### [EXERCISE REQUIREMENTS]
- A) In one to three sentences, explain why the town put $2 million toward the garage part of the Kent Square project, according to the passage on Blacksburg-area development.
- B) Carry the passage on Blacksburg-area development forward from its final sentence.

### [TEXT SEGMENT]
Segment Open
Blacksburg’s downtown is also
getting attention. The 2-year-old Blacksburg Partnership
recently teamed with a private company to build the
first downtown office building in years. Kent Square
offers nearly 100,000 square feet of retail and office
space and a 400-space public parking garage. The garage
was badly needed to ease parking congestion, which is
one of the reasons Blacksburg committed $2 million to
the garage portion of the $20 million project.
The Blacksburg Partnership is “the
first economic development partnership that brings together
the town, the business community and the university,”
says Bill Aden, president of the partnership and CEO
of engineering firm Draper Aden Associates. The 25-member
group also is taking steps to finance a community park
and to adorn Blacksburg’s sidewalks during fall
football weekends with 75 human-size Hokie Birds painted
by various artists. At the end of the exhibit, the birds
will be available for sale during a fund-raising auction
benefiting the partnership.
Not far from downtown Blacksburg,
in Virginia Tech’s Corporate Research Center office
park, is VT KnowledgeWorks, the area’s first technology
business accelerator and incubator. Flowers sees the
program as a reflection of the region’s “fresh
emphasis on technology commercialization.” Companies
enrolled in the program represent startups, spin-offs
from other companies and “ramp-ups” —
companies refocusing themselves to get back on track.
There are several program tracks, explains Flowers,
each one essentially “a winnowing and focusing
process.”
Another approach to regional technology
commercialization was launched by the NewVa Corridor
Technology Council (NCTC) which, in a nod to the new
regional brand, changed its name from New Century Technology
Council last October. NCTC’s newest initiative
was its first annual Technology Accelerator Forum, held
in June. The event brought together technology businesspeople,
Virginia Tech representatives and U.S. Reps. Bob Goodlatte
and Rick Boucher. The result was $950,000 in federal
funding to establish the Biodesign and Processing Re-search
Center, a joint project of the NCTC, Virginia Tech and
Novozymes, a Roanoke County-based producer of industrial
enzymes and microorganisms (see story on page 50).
Segment Closed
### [EXERCISE DATA]
Segment Open
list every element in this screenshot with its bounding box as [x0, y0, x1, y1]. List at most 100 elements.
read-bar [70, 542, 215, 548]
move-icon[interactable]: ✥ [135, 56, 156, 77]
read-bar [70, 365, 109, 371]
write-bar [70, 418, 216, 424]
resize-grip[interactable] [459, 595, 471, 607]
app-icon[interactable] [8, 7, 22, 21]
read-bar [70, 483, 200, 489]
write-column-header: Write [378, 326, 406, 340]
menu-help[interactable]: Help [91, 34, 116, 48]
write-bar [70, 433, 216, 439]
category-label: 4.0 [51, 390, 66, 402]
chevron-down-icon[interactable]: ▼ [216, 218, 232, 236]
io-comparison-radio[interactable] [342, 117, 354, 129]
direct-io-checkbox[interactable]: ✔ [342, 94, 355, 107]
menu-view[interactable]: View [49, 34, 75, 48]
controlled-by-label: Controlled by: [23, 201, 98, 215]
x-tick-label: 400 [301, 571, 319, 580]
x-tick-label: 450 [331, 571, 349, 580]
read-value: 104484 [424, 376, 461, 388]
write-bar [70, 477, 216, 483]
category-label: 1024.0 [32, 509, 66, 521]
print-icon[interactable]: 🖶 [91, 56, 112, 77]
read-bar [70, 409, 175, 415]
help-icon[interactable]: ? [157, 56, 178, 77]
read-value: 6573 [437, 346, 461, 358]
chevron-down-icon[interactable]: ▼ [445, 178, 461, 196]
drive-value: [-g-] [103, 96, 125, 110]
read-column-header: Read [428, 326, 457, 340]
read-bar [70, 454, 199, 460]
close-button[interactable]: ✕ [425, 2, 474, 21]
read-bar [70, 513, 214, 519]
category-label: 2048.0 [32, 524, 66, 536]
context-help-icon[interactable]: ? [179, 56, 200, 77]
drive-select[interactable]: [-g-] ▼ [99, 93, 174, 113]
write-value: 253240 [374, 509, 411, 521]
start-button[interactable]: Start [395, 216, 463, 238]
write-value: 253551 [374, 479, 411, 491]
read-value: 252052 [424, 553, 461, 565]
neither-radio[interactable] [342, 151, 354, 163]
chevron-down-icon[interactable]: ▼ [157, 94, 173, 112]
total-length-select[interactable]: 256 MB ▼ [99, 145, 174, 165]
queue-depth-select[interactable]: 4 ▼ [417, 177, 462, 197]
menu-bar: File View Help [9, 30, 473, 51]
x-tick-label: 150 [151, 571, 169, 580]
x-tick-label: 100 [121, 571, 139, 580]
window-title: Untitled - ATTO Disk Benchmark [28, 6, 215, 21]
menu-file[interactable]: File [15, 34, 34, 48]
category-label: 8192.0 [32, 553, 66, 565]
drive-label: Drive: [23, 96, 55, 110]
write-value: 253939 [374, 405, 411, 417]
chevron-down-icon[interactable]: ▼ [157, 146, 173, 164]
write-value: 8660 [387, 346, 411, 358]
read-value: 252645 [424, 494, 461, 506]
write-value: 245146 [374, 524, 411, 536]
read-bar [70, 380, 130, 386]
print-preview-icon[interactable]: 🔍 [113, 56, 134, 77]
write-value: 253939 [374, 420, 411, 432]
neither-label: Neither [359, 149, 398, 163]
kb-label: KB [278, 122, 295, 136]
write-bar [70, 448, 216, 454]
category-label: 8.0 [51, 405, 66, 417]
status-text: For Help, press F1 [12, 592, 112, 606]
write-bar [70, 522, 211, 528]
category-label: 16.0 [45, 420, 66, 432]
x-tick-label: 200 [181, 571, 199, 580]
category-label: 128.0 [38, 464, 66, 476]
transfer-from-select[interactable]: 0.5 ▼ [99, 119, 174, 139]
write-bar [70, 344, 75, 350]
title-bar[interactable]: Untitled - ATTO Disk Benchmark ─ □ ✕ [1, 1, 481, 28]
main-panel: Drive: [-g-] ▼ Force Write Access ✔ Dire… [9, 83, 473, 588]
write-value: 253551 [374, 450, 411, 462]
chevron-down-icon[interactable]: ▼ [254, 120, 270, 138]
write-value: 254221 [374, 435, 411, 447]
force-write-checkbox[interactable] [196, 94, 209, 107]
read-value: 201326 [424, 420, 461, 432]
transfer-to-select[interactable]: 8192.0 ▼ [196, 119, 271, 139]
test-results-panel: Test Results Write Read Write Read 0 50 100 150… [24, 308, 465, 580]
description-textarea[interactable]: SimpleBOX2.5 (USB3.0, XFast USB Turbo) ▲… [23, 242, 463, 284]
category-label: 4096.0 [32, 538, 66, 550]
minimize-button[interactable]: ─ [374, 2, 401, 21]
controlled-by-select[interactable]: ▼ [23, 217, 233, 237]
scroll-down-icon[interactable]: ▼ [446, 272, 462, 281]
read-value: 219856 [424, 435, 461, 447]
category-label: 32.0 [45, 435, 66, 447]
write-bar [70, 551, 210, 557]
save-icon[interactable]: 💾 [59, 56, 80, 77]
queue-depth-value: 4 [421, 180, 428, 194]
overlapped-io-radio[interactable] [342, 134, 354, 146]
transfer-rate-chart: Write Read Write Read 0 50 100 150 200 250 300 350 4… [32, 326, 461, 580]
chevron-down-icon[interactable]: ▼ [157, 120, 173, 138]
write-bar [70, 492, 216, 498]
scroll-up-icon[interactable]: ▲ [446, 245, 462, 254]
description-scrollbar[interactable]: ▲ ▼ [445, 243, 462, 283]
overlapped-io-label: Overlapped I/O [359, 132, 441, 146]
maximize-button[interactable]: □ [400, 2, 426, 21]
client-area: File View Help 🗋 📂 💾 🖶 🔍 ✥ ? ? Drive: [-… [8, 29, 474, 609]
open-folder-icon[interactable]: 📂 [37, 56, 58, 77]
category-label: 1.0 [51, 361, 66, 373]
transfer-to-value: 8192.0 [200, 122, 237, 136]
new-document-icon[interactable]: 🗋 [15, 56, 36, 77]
Segment Closed
### [RESULTS IN ORDER]
- A) The 400-space public parking garage was badly needed to ease parking congestion. The passage gives that need as one of the reasons Blacksburg committed $2 million to the garage portion of the $20 million project.

- B)
The center’s research will
include development of new products from agricultural
and wood processing wastes. “This wasn’t
just a general roundtable discussion,” says Ken
Ferris, president of IHS iMonitoring in Roanoke and
former NCTC president. “We had drilled down in
advance of the meeting to identify just one initiative
[that could have a major impact].”
Further evidence of the region’s
growing momentum in research and technology is a budding
biomedical cluster taking shape near downtown Roanoke.
In July, construction began on the long-awaited Riverside
Centre for Research and Technology. Four companies that
focus on biomedical technology, including the Carilion
Biomedical Institute, Luna Innovations, American Biosystems
and Medical Enzymatics, have reserved space in the first
building of what will be an eight-building, 1.1 million-square-foot
research park.
For the past three years Roanoke
has been the host city for another important competition,
the statewide Virginia Technology Capital Access Forum.
It allows early and mid-stage technology companies to
present business plans to venture capitalists. Last
year’s event attracted 20 venture capitalists,
representing more than $3 billion of investment. More
than 250 business leaders attended, many from outside
the region. “This is part of a greater plan to
spawn technology businesses in the region,” says
Jim Hale, chairman of this year’s forum, and a
lawyer with Gentry Locke Rakes & Moore in Roanoke.
“It is important for potential businesses to see
that there is a regional commitment to support them.”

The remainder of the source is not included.